**PROBLEM TO SOLVE**
Set down, in full, every record in the block.

**SOURCE DATA**
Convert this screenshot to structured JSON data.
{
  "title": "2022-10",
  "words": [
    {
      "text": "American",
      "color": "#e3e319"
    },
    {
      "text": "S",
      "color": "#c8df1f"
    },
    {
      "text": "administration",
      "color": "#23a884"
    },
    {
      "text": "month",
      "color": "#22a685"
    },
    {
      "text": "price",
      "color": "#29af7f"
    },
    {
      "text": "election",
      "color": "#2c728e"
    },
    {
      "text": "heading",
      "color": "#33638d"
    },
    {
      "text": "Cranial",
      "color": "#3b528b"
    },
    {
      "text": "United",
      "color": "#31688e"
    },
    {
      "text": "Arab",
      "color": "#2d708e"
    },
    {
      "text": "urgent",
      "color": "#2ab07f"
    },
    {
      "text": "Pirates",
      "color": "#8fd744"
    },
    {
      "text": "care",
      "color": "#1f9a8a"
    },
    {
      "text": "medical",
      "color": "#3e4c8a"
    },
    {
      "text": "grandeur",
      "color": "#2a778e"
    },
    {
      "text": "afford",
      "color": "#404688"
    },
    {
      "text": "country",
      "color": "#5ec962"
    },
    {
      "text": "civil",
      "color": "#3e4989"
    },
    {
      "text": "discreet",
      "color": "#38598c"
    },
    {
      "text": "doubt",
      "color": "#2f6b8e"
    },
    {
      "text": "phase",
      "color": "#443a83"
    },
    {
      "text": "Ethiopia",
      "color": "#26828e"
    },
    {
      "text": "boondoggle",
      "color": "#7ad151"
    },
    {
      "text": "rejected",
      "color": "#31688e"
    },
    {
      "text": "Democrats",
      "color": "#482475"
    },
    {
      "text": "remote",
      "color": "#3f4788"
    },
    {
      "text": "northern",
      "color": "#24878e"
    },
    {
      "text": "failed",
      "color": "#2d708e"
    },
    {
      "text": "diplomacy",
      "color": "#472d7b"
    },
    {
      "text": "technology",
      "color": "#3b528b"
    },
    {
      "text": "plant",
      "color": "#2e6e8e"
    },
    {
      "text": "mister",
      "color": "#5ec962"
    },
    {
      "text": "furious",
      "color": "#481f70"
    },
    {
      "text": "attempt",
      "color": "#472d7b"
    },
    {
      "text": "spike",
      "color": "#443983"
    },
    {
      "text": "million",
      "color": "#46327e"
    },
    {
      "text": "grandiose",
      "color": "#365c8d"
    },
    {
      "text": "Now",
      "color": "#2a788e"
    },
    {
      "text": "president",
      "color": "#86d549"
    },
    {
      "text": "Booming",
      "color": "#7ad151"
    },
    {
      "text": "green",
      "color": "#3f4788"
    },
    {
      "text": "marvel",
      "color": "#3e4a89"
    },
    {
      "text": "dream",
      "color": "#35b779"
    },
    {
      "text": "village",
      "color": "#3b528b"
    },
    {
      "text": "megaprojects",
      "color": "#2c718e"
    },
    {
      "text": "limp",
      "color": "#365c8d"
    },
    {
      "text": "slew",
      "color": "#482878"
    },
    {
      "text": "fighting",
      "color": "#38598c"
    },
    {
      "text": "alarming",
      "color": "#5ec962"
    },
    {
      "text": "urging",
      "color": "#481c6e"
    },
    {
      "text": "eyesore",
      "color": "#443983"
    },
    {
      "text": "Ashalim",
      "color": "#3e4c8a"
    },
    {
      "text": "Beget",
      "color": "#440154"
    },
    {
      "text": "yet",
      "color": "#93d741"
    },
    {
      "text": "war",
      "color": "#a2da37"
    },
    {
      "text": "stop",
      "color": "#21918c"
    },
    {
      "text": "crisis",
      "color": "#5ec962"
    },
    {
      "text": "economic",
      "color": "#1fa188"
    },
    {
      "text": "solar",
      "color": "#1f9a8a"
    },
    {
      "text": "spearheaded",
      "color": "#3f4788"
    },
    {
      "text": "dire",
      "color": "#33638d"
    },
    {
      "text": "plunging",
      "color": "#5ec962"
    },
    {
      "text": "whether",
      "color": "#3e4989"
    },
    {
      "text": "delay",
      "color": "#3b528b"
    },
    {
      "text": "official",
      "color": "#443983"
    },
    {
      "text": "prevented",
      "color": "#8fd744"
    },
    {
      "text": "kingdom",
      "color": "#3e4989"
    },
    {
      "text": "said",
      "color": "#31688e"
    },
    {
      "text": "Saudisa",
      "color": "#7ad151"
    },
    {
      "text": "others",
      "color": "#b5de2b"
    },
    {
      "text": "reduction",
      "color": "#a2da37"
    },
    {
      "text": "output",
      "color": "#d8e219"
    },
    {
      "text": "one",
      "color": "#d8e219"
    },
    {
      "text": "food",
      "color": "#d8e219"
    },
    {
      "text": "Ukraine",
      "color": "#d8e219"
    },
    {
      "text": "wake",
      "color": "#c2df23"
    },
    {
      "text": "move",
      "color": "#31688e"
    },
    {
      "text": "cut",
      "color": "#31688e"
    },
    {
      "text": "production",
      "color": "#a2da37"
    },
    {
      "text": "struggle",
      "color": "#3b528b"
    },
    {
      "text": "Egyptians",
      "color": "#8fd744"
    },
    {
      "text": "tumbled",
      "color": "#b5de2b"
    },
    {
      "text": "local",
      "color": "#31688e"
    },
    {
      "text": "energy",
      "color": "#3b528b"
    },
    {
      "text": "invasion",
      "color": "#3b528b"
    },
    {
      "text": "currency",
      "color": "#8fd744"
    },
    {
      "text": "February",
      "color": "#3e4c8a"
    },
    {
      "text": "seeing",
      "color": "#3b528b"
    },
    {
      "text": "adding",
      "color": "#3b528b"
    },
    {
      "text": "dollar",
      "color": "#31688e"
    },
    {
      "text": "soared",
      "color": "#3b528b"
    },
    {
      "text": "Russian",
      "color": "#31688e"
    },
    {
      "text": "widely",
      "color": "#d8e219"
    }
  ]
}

**TASK ANSWER**
Convert this screenshot to structured JSON data.
{
  "title": "2022-10",
  "words": [
    {
      "text": "American",
      "color": "#e3e319"
    },
    {
      "text": "S",
      "color": "#c8df1f"
    },
    {
      "text": "administration",
      "color": "#23a884"
    },
    {
      "text": "month",
      "color": "#22a685"
    },
    {
      "text": "price",
      "color": "#29af7f"
    },
    {
      "text": "election",
      "color": "#2c728e"
    },
    {
      "text": "heading",
      "color": "#33638d"
    },
    {
      "text": "Cranial",
      "color": "#3b528b"
    },
    {
      "text": "United",
      "color": "#31688e"
    },
    {
      "text": "Arab",
      "color": "#2d708e"
    },
    {
      "text": "urgent",
      "color": "#2ab07f"
    },
    {
      "text": "Pirates",
      "color": "#8fd744"
    },
    {
      "text": "care",
      "color": "#1f9a8a"
    },
    {
      "text": "medical",
      "color": "#3e4c8a"
    },
    {
      "text": "grandeur",
      "color": "#2a778e"
    },
    {
      "text": "afford",
      "color": "#404688"
    },
    {
      "text": "country",
      "color": "#5ec962"
    },
    {
      "text": "civil",
      "color": "#3e4989"
    },
    {
      "text": "discreet",
      "color": "#38598c"
    },
    {
      "text": "doubt",
      "color": "#2f6b8e"
    },
    {
      "text": "phase",
      "color": "#443a83"
    },
    {
      "text": "Ethiopia",
      "color": "#26828e"
    },
    {
      "text": "boondoggle",
      "color": "#7ad151"
    },
    {
      "text": "rejected",
      "color": "#31688e"
    },
    {
      "text": "Democrats",
      "color": "#482475"
    },
    {
      "text": "remote",
      "color": "#3f4788"
    },
    {
      "text": "northern",
      "color": "#24878e"
    },
    {
      "text": "failed",
      "color": "#2d708e"
    },
    {
      "text": "diplomacy",
      "color": "#472d7b"
    },
    {
      "text": "technology",
      "color": "#3b528b"
    },
    {
      "text": "plant",
      "color": "#2e6e8e"
    },
    {
      "text": "mister",
      "color": "#5ec962"
    },
    {
      "text": "furious",
      "color": "#481f70"
    },
    {
      "text": "attempt",
      "color": "#472d7b"
    },
    {
      "text": "spike",
      "color": "#443983"
    },
    {
      "text": "million",
      "color": "#46327e"
    },
    {
      "text": "grandiose",
      "color": "#365c8d"
    },
    {
      "text": "Now",
      "color": "#2a788e"
    },
    {
      "text": "president",
      "color": "#86d549"
    },
    {
      "text": "Booming",
      "color": "#7ad151"
    },
    {
      "text": "green",
      "color": "#3f4788"
    },
    {
      "text": "marvel",
      "color": "#3e4a89"
    },
    {
      "text": "dream",
      "color": "#35b779"
    },
    {
      "text": "village",
      "color": "#3b528b"
    },
    {
      "text": "megaprojects",
      "color": "#2c718e"
    },
    {
      "text": "limp",
      "color": "#365c8d"
    },
    {
      "text": "slew",
      "color": "#482878"
    },
    {
      "text": "fighting",
      "color": "#38598c"
    },
    {
      "text": "alarming",
      "color": "#5ec962"
    },
    {
      "text": "urging",
      "color": "#481c6e"
    },
    {
      "text": "eyesore",
      "color": "#443983"
    },
    {
      "text": "Ashalim",
      "color": "#3e4c8a"
    },
    {
      "text": "Beget",
      "color": "#440154"
    },
    {
      "text": "yet",
      "color": "#93d741"
    },
    {
      "text": "war",
      "color": "#a2da37"
    },
    {
      "text": "stop",
      "color": "#21918c"
    },
    {
      "text": "crisis",
      "color": "#5ec962"
    },
    {
      "text": "economic",
      "color": "#1fa188"
    },
    {
      "text": "solar",
      "color": "#1f9a8a"
    },
    {
      "text": "spearheaded",
      "color": "#3f4788"
    },
    {
      "text": "dire",
      "color": "#33638d"
    },
    {
      "text": "plunging",
      "color": "#5ec962"
    },
    {
      "text": "whether",
      "color": "#3e4989"
    },
    {
      "text": "delay",
      "color": "#3b528b"
    },
    {
      "text": "official",
      "color": "#443983"
    },
    {
      "text": "prevented",
      "color": "#8fd744"
    },
    {
      "text": "kingdom",
      "color": "#3e4989"
    },
    {
      "text": "said",
      "color": "#31688e"
    },
    {
      "text": "Saudisa",
      "color": "#7ad151"
    },
    {
      "text": "others",
      "color": "#b5de2b"
    },
    {
      "text": "reduction",
      "color": "#a2da37"
    },
    {
      "text": "output",
      "color": "#d8e219"
    },
    {
      "text": "one",
      "color": "#d8e219"
    },
    {
      "text": "food",
      "color": "#d8e219"
    },
    {
      "text": "Ukraine",
      "color": "#d8e219"
    },
    {
      "text": "wake",
      "color": "#c2df23"
    },
    {
      "text": "move",
      "color": "#31688e"
    },
    {
      "text": "cut",
      "color": "#31688e"
    },
    {
      "text": "production",
      "color": "#a2da37"
    },
    {
      "text": "struggle",
      "color": "#3b528b"
    },
    {
      "text": "Egyptians",
      "color": "#8fd744"
    },
    {
      "text": "tumbled",
      "color": "#b5de2b"
    },
    {
      "text": "local",
      "color": "#31688e"
    },
    {
      "text": "energy",
      "color": "#3b528b"
    },
    {
      "text": "invasion",
      "color": "#3b528b"
    },
    {
      "text": "currency",
      "color": "#8fd744"
    },
    {
      "text": "February",
      "color": "#3e4c8a"
    },
    {
      "text": "seeing",
      "color": "#3b528b"
    },
    {
      "text": "adding",
      "color": "#3b528b"
    },
    {
      "text": "dollar",
      "color": "#31688e"
    },
    {
      "text": "soared",
      "color": "#3b528b"
    },
    {
      "text": "Russian",
      "color": "#31688e"
    },
    {
      "text": "widely",
      "color": "#d8e219"
    }
  ]
}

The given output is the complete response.